══ INPUT RECORDS ══

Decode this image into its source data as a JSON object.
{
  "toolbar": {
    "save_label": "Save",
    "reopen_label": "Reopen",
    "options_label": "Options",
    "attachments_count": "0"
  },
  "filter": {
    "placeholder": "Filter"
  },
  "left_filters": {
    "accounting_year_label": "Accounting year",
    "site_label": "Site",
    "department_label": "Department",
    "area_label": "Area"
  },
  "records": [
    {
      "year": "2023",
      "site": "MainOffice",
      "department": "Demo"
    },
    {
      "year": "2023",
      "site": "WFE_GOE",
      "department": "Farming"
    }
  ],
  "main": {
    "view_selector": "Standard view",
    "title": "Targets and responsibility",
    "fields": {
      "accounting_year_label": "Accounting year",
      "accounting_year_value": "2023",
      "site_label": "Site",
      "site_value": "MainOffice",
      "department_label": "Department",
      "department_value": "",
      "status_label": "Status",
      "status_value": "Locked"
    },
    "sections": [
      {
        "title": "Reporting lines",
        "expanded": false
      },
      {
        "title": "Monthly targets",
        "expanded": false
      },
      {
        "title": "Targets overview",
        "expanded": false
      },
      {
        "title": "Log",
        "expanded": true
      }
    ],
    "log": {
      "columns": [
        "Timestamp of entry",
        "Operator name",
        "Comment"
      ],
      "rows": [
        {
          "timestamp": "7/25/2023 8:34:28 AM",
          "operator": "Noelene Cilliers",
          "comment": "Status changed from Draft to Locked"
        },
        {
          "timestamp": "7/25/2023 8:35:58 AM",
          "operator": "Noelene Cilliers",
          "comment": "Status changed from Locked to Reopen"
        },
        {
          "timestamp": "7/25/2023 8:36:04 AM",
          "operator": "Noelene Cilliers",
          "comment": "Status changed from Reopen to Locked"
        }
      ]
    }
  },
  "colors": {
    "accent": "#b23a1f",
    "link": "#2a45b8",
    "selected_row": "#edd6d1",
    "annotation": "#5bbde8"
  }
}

═══

WHAT TO PRODUCE:
Reproduce all the records precisely.

SOLUTION TO THIS PROBLEM:
Decode this image into its source data as a JSON object.
{
  "toolbar": {
    "save_label": "Save",
    "reopen_label": "Reopen",
    "options_label": "Options",
    "attachments_count": "0"
  },
  "filter": {
    "placeholder": "Filter"
  },
  "left_filters": {
    "accounting_year_label": "Accounting year",
    "site_label": "Site",
    "department_label": "Department",
    "area_label": "Area"
  },
  "records": [
    {
      "year": "2023",
      "site": "MainOffice",
      "department": "Demo"
    },
    {
      "year": "2023",
      "site": "WFE_GOE",
      "department": "Farming"
    }
  ],
  "main": {
    "view_selector": "Standard view",
    "title": "Targets and responsibility",
    "fields": {
      "accounting_year_label": "Accounting year",
      "accounting_year_value": "2023",
      "site_label": "Site",
      "site_value": "MainOffice",
      "department_label": "Department",
      "department_value": "",
      "status_label": "Status",
      "status_value": "Locked"
    },
    "sections": [
      {
        "title": "Reporting lines",
        "expanded": false
      },
      {
        "title": "Monthly targets",
        "expanded": false
      },
      {
        "title": "Targets overview",
        "expanded": false
      },
      {
        "title": "Log",
        "expanded": true
      }
    ],
    "log": {
      "columns": [
        "Timestamp of entry",
        "Operator name",
        "Comment"
      ],
      "rows": [
        {
          "timestamp": "7/25/2023 8:34:28 AM",
          "operator": "Noelene Cilliers",
          "comment": "Status changed from Draft to Locked"
        },
        {
          "timestamp": "7/25/2023 8:35:58 AM",
          "operator": "Noelene Cilliers",
          "comment": "Status changed from Locked to Reopen"
        },
        {
          "timestamp": "7/25/2023 8:36:04 AM",
          "operator": "Noelene Cilliers",
          "comment": "Status changed from Reopen to Locked"
        }
      ]
    }
  },
  "colors": {
    "accent": "#b23a1f",
    "link": "#2a45b8",
    "selected_row": "#edd6d1",
    "annotation": "#5bbde8"
  }
}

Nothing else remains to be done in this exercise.